- [The request]: The records below are to be copied word for word, with every picture left out.
==== Data in this exercise
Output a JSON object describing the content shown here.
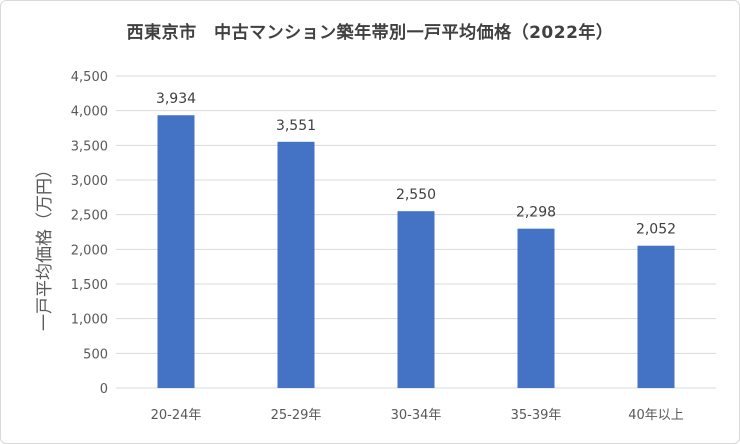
{
  "chart_data": {
    "type": "bar",
    "title": "西東京市　中古マンション築年帯別一戸平均価格（2022年）",
    "xlabel": "",
    "ylabel": "一戸平均価格（万円）",
    "categories": [
      "20-24年",
      "25-29年",
      "30-34年",
      "35-39年",
      "40年以上"
    ],
    "values": [
      3934,
      3551,
      2550,
      2298,
      2052
    ],
    "data_labels": [
      "3,934",
      "3,551",
      "2,550",
      "2,298",
      "2,052"
    ],
    "ylim": [
      0,
      4500
    ],
    "yticks": [
      "0",
      "500",
      "1,000",
      "1,500",
      "2,000",
      "2,500",
      "3,000",
      "3,500",
      "4,000",
      "4,500"
    ],
    "ytick_values": [
      0,
      500,
      1000,
      1500,
      2000,
      2500,
      3000,
      3500,
      4000,
      4500
    ],
    "grid": true,
    "bar_color": "#4472c4",
    "grid_color": "#d9d9d9"
  }
}
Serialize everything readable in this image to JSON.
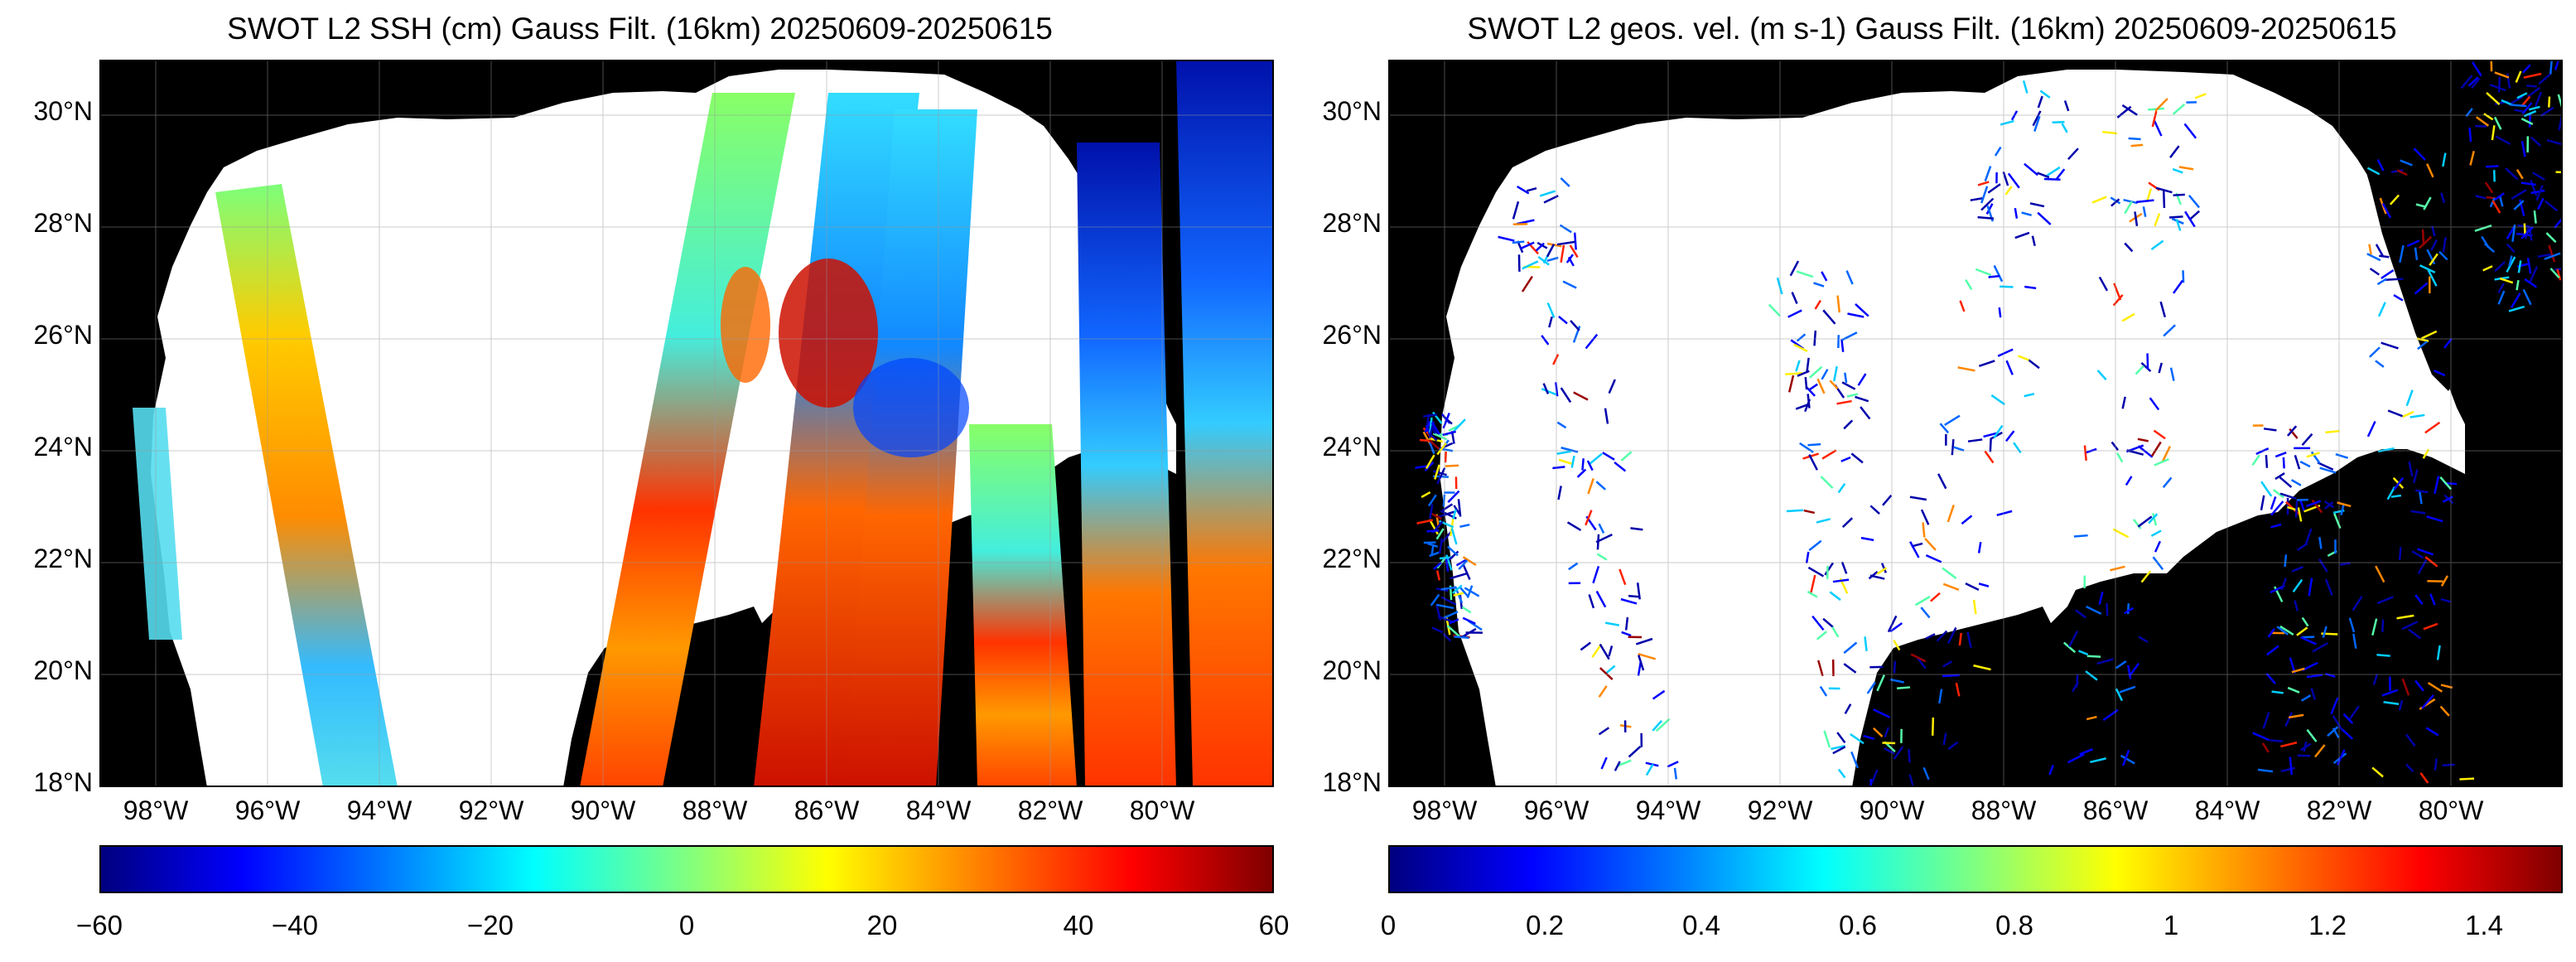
{
  "panels": [
    {
      "title": "SWOT L2 SSH (cm) Gauss Filt. (16km) 20250609-20250615",
      "colorbar_ticks": [
        "−60",
        "−40",
        "−20",
        "0",
        "20",
        "40",
        "60"
      ],
      "colorbar_range": [
        -60,
        60
      ],
      "colormap": "jet"
    },
    {
      "title": "SWOT L2 geos. vel. (m s-1) Gauss Filt. (16km) 20250609-20250615",
      "colorbar_ticks": [
        "0",
        "0.2",
        "0.4",
        "0.6",
        "0.8",
        "1",
        "1.2",
        "1.4"
      ],
      "colorbar_range": [
        0,
        1.5
      ],
      "colormap": "jet"
    }
  ],
  "lat_labels": [
    "30°N",
    "28°N",
    "26°N",
    "24°N",
    "22°N",
    "20°N",
    "18°N"
  ],
  "lon_labels": [
    "98°W",
    "96°W",
    "94°W",
    "92°W",
    "90°W",
    "88°W",
    "86°W",
    "84°W",
    "82°W",
    "80°W"
  ],
  "map_extent": {
    "lon": [
      -99,
      -78
    ],
    "lat": [
      18,
      31
    ]
  },
  "colors": {
    "land": "#000000",
    "ocean_nodata": "#ffffff",
    "grid": "#cccccc"
  }
}
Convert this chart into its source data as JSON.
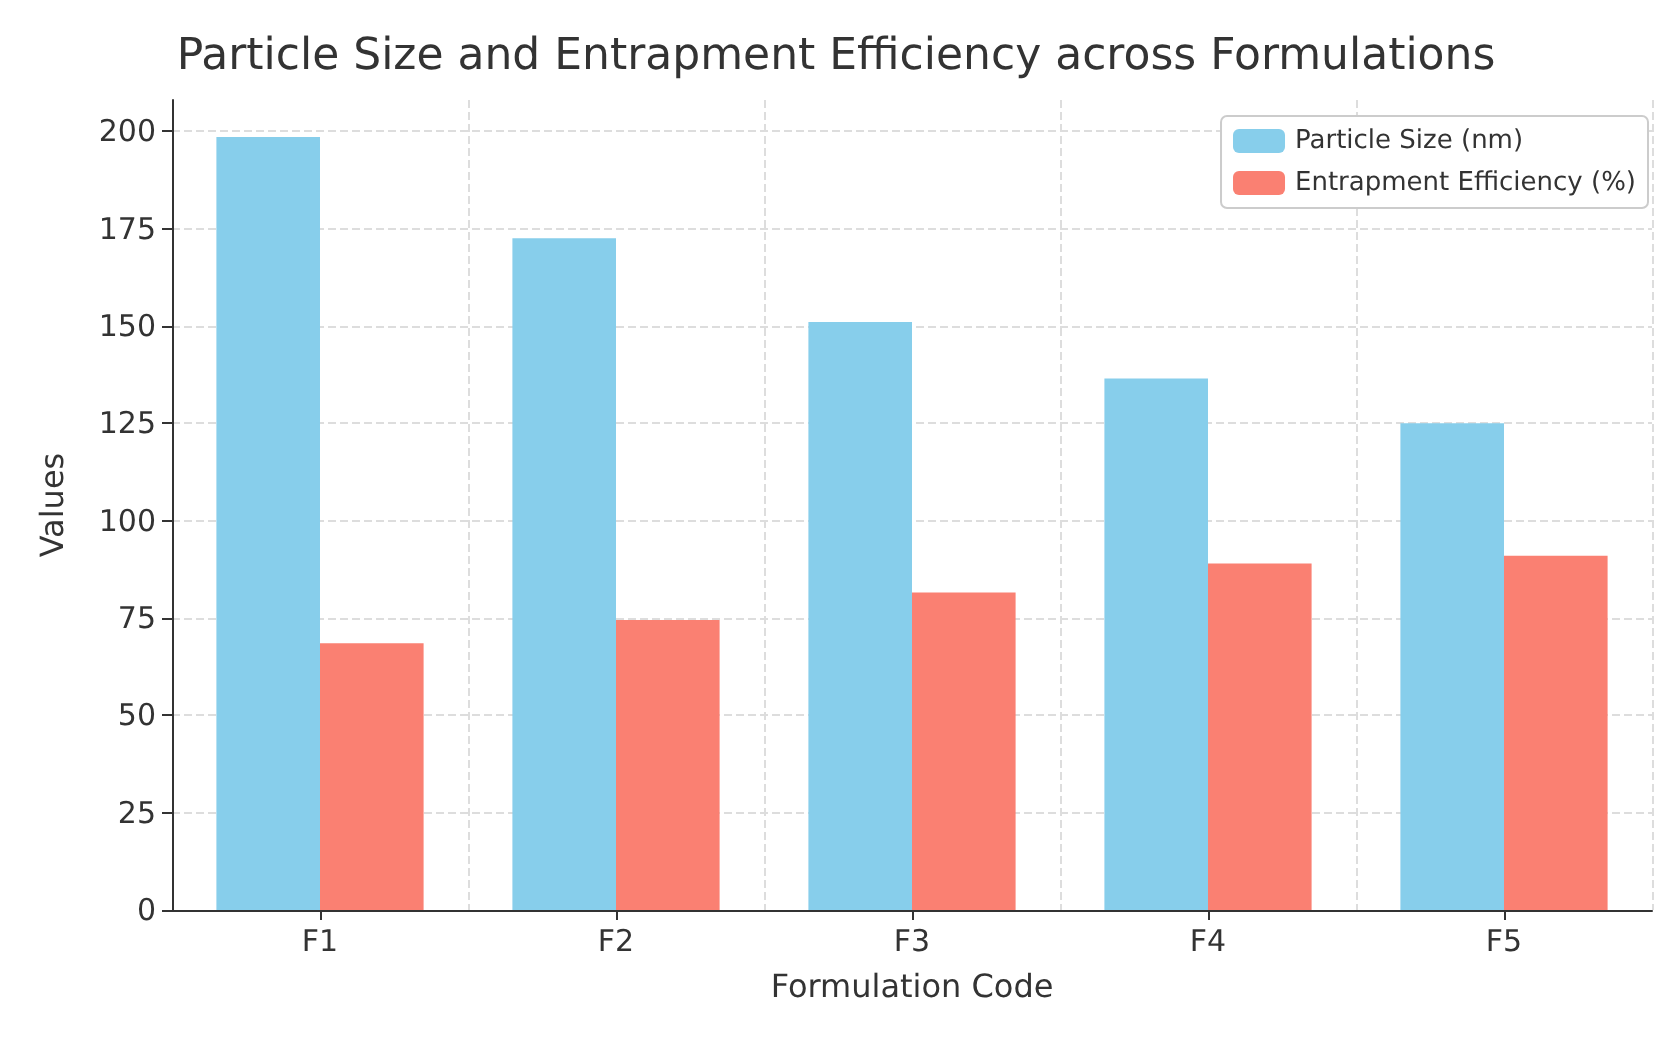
========
- [Answer]:
Output a JSON object describing the content shown here.
{
  "chart_data": {
    "type": "bar",
    "title": "西東京市　中古マンション築年帯別一戸平均価格（2022年）",
    "xlabel": "",
    "ylabel": "一戸平均価格（万円）",
    "categories": [
      "20-24年",
      "25-29年",
      "30-34年",
      "35-39年",
      "40年以上"
    ],
    "values": [
      3934,
      3551,
      2550,
      2298,
      2052
    ],
    "data_labels": [
      "3,934",
      "3,551",
      "2,550",
      "2,298",
      "2,052"
    ],
    "ylim": [
      0,
      4500
    ],
    "yticks": [
      "0",
      "500",
      "1,000",
      "1,500",
      "2,000",
      "2,500",
      "3,000",
      "3,500",
      "4,000",
      "4,500"
    ],
    "ytick_values": [
      0,
      500,
      1000,
      1500,
      2000,
      2500,
      3000,
      3500,
      4000,
      4500
    ],
    "grid": true,
    "bar_color": "#4472c4",
    "grid_color": "#d9d9d9"
  }
}
Serialize everything readable in this image to JSON.
{
  "panels": [
    {
      "title": "SWOT L2 SSH (cm) Gauss Filt. (16km) 20250609-20250615",
      "colorbar_ticks": [
        "−60",
        "−40",
        "−20",
        "0",
        "20",
        "40",
        "60"
      ],
      "colorbar_range": [
        -60,
        60
      ],
      "colormap": "jet"
    },
    {
      "title": "SWOT L2 geos. vel. (m s-1) Gauss Filt. (16km) 20250609-20250615",
      "colorbar_ticks": [
        "0",
        "0.2",
        "0.4",
        "0.6",
        "0.8",
        "1",
        "1.2",
        "1.4"
      ],
      "colorbar_range": [
        0,
        1.5
      ],
      "colormap": "jet"
    }
  ],
  "lat_labels": [
    "30°N",
    "28°N",
    "26°N",
    "24°N",
    "22°N",
    "20°N",
    "18°N"
  ],
  "lon_labels": [
    "98°W",
    "96°W",
    "94°W",
    "92°W",
    "90°W",
    "88°W",
    "86°W",
    "84°W",
    "82°W",
    "80°W"
  ],
  "map_extent": {
    "lon": [
      -99,
      -78
    ],
    "lat": [
      18,
      31
    ]
  },
  "colors": {
    "land": "#000000",
    "ocean_nodata": "#ffffff",
    "grid": "#cccccc"
  }
}
Convert this chart into its source data as JSON.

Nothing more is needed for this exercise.